Reproduce all of these lines without any changes.

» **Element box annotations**

══════════════════════════════

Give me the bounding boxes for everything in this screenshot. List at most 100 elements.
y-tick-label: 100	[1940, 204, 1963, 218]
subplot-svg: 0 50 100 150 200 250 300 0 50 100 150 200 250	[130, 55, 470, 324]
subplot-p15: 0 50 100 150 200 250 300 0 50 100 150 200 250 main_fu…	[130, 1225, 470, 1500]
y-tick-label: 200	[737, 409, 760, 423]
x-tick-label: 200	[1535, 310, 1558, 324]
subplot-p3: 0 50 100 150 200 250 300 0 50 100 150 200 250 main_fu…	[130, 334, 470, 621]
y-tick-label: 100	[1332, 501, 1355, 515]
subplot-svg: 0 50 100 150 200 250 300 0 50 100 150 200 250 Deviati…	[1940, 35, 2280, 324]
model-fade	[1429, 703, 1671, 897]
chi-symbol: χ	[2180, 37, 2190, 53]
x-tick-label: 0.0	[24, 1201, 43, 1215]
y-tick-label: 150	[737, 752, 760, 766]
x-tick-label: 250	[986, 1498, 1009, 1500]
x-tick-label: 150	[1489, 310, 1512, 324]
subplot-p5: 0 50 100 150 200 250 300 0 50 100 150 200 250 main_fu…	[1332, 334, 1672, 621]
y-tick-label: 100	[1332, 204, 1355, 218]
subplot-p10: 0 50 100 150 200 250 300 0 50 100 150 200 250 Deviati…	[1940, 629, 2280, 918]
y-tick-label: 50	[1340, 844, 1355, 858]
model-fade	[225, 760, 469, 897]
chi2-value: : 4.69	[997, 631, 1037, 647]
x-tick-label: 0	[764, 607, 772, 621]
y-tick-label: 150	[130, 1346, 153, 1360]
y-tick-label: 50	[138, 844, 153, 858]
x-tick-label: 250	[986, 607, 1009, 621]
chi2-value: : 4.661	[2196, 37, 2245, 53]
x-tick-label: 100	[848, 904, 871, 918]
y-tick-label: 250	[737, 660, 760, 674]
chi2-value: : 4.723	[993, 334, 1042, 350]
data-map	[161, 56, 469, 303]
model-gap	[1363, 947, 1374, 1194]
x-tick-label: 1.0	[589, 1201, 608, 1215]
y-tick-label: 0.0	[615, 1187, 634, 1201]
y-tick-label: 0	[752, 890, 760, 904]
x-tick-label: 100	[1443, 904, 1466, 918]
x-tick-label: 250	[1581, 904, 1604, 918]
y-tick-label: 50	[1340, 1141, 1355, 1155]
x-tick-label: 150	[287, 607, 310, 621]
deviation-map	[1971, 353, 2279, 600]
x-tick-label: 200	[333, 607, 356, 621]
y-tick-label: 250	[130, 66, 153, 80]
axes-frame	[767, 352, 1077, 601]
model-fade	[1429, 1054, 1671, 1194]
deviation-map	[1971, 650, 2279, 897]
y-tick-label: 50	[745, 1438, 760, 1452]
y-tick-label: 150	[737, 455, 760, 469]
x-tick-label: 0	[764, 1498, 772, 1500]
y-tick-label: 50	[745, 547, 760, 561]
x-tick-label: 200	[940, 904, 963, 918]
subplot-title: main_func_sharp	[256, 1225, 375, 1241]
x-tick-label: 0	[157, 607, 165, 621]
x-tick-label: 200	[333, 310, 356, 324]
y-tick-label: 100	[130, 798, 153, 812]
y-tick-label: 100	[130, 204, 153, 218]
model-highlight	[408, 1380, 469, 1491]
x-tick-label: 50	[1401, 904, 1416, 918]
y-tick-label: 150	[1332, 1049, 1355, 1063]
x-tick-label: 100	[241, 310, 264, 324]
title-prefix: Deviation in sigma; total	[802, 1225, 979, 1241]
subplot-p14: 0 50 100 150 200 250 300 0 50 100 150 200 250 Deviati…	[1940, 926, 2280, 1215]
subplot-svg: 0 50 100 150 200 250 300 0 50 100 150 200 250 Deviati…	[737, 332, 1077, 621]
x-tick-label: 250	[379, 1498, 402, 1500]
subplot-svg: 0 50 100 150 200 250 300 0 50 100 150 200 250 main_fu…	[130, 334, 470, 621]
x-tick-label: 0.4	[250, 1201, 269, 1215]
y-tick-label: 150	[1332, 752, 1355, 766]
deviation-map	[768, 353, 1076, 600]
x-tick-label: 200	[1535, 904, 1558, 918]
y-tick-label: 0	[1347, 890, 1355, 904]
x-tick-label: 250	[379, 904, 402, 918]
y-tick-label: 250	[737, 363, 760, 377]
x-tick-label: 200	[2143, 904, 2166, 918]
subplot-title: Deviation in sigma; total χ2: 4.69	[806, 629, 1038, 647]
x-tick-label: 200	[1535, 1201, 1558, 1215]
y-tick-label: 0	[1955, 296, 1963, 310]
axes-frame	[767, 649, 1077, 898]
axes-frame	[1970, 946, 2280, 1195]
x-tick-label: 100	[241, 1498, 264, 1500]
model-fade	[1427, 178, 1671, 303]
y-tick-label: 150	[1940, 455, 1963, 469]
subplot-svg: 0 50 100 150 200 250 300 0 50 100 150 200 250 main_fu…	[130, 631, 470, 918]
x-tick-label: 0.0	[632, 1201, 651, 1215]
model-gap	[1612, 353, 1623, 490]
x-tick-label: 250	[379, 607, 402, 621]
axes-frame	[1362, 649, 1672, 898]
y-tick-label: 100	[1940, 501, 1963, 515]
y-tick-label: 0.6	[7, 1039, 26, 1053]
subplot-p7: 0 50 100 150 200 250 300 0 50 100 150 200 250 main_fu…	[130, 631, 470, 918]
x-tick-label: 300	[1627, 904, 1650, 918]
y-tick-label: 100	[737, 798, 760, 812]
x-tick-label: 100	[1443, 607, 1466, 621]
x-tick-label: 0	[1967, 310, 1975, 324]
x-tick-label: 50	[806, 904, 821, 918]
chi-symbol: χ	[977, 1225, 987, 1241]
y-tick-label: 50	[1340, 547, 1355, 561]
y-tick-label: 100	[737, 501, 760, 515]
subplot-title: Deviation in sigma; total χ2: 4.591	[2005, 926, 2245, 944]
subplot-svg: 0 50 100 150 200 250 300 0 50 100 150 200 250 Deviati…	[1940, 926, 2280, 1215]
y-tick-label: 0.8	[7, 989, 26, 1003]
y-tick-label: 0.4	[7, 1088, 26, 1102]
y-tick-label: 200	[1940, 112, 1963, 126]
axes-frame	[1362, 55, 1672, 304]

══════════════════════════════

» **FINISHED ANSWER**
Give me the bounding boxes for everything in this screenshot. List at most 100 elements.
y-tick-label: 100	[1940, 204, 1963, 218]
subplot-svg: 0 50 100 150 200 250 300 0 50 100 150 200 250	[130, 55, 470, 324]
subplot-p15: 0 50 100 150 200 250 300 0 50 100 150 200 250 main_fu…	[130, 1225, 470, 1500]
y-tick-label: 200	[737, 409, 760, 423]
x-tick-label: 200	[1535, 310, 1558, 324]
subplot-p3: 0 50 100 150 200 250 300 0 50 100 150 200 250 main_fu…	[130, 334, 470, 621]
y-tick-label: 100	[1332, 501, 1355, 515]
subplot-svg: 0 50 100 150 200 250 300 0 50 100 150 200 250 Deviati…	[1940, 35, 2280, 324]
model-fade	[1429, 703, 1671, 897]
chi-symbol: χ	[2180, 37, 2190, 53]
x-tick-label: 0.0	[24, 1201, 43, 1215]
y-tick-label: 150	[737, 752, 760, 766]
x-tick-label: 250	[986, 1498, 1009, 1500]
x-tick-label: 150	[1489, 310, 1512, 324]
subplot-p5: 0 50 100 150 200 250 300 0 50 100 150 200 250 main_fu…	[1332, 334, 1672, 621]
y-tick-label: 100	[1332, 204, 1355, 218]
subplot-p10: 0 50 100 150 200 250 300 0 50 100 150 200 250 Deviati…	[1940, 629, 2280, 918]
y-tick-label: 50	[1340, 844, 1355, 858]
model-fade	[225, 760, 469, 897]
chi2-value: : 4.69	[997, 631, 1037, 647]
x-tick-label: 0	[764, 607, 772, 621]
y-tick-label: 150	[130, 1346, 153, 1360]
y-tick-label: 50	[138, 844, 153, 858]
x-tick-label: 250	[986, 607, 1009, 621]
chi2-value: : 4.661	[2196, 37, 2245, 53]
x-tick-label: 100	[848, 904, 871, 918]
y-tick-label: 250	[737, 660, 760, 674]
chi2-value: : 4.723	[993, 334, 1042, 350]
data-map	[161, 56, 469, 303]
model-gap	[1363, 947, 1374, 1194]
x-tick-label: 1.0	[589, 1201, 608, 1215]
y-tick-label: 0.0	[615, 1187, 634, 1201]
y-tick-label: 0	[752, 890, 760, 904]
x-tick-label: 100	[1443, 904, 1466, 918]
x-tick-label: 250	[1581, 904, 1604, 918]
y-tick-label: 50	[1340, 1141, 1355, 1155]
x-tick-label: 150	[287, 607, 310, 621]
deviation-map	[1971, 353, 2279, 600]
x-tick-label: 200	[333, 607, 356, 621]
y-tick-label: 250	[130, 66, 153, 80]
axes-frame	[767, 352, 1077, 601]
model-fade	[1429, 1054, 1671, 1194]
deviation-map	[1971, 650, 2279, 897]
y-tick-label: 50	[745, 1438, 760, 1452]
y-tick-label: 150	[737, 455, 760, 469]
x-tick-label: 0	[764, 1498, 772, 1500]
y-tick-label: 50	[745, 547, 760, 561]
x-tick-label: 200	[940, 904, 963, 918]
subplot-title: main_func_sharp	[256, 1225, 375, 1241]
x-tick-label: 0	[157, 607, 165, 621]
x-tick-label: 200	[333, 310, 356, 324]
y-tick-label: 100	[130, 798, 153, 812]
y-tick-label: 100	[130, 204, 153, 218]
model-highlight	[408, 1380, 469, 1491]
x-tick-label: 50	[1401, 904, 1416, 918]
y-tick-label: 150	[1332, 1049, 1355, 1063]
x-tick-label: 100	[241, 310, 264, 324]
title-prefix: Deviation in sigma; total	[802, 1225, 979, 1241]
subplot-p14: 0 50 100 150 200 250 300 0 50 100 150 200 250 Deviati…	[1940, 926, 2280, 1215]
subplot-svg: 0 50 100 150 200 250 300 0 50 100 150 200 250 Deviati…	[737, 332, 1077, 621]
x-tick-label: 250	[379, 1498, 402, 1500]
subplot-svg: 0 50 100 150 200 250 300 0 50 100 150 200 250 main_fu…	[130, 334, 470, 621]
x-tick-label: 0.4	[250, 1201, 269, 1215]
y-tick-label: 150	[1332, 752, 1355, 766]
deviation-map	[768, 353, 1076, 600]
x-tick-label: 200	[1535, 904, 1558, 918]
y-tick-label: 0	[1347, 890, 1355, 904]
x-tick-label: 250	[379, 904, 402, 918]
y-tick-label: 250	[737, 363, 760, 377]
x-tick-label: 200	[2143, 904, 2166, 918]
subplot-title: Deviation in sigma; total χ2: 4.69	[806, 629, 1038, 647]
x-tick-label: 200	[1535, 1201, 1558, 1215]
y-tick-label: 0	[1955, 296, 1963, 310]
axes-frame	[767, 649, 1077, 898]
axes-frame	[1970, 946, 2280, 1195]
x-tick-label: 100	[241, 1498, 264, 1500]
model-fade	[1427, 178, 1671, 303]
y-tick-label: 150	[1940, 455, 1963, 469]
subplot-svg: 0 50 100 150 200 250 300 0 50 100 150 200 250 main_fu…	[130, 631, 470, 918]
x-tick-label: 0.0	[632, 1201, 651, 1215]
model-gap	[1612, 353, 1623, 490]
x-tick-label: 250	[379, 607, 402, 621]
axes-frame	[1362, 649, 1672, 898]
y-tick-label: 100	[1940, 501, 1963, 515]
y-tick-label: 0.6	[7, 1039, 26, 1053]
subplot-p7: 0 50 100 150 200 250 300 0 50 100 150 200 250 main_fu…	[130, 631, 470, 918]
x-tick-label: 300	[1627, 904, 1650, 918]
y-tick-label: 100	[737, 798, 760, 812]
x-tick-label: 100	[1443, 607, 1466, 621]
x-tick-label: 0	[1967, 310, 1975, 324]
x-tick-label: 50	[806, 904, 821, 918]
chi-symbol: χ	[977, 1225, 987, 1241]
y-tick-label: 50	[1340, 547, 1355, 561]
y-tick-label: 100	[737, 501, 760, 515]
subplot-title: Deviation in sigma; total χ2: 4.591	[2005, 926, 2245, 944]
subplot-svg: 0 50 100 150 200 250 300 0 50 100 150 200 250 Deviati…	[1940, 926, 2280, 1215]
y-tick-label: 0.8	[7, 989, 26, 1003]
y-tick-label: 0.4	[7, 1088, 26, 1102]
y-tick-label: 200	[1940, 112, 1963, 126]
axes-frame	[1362, 55, 1672, 304]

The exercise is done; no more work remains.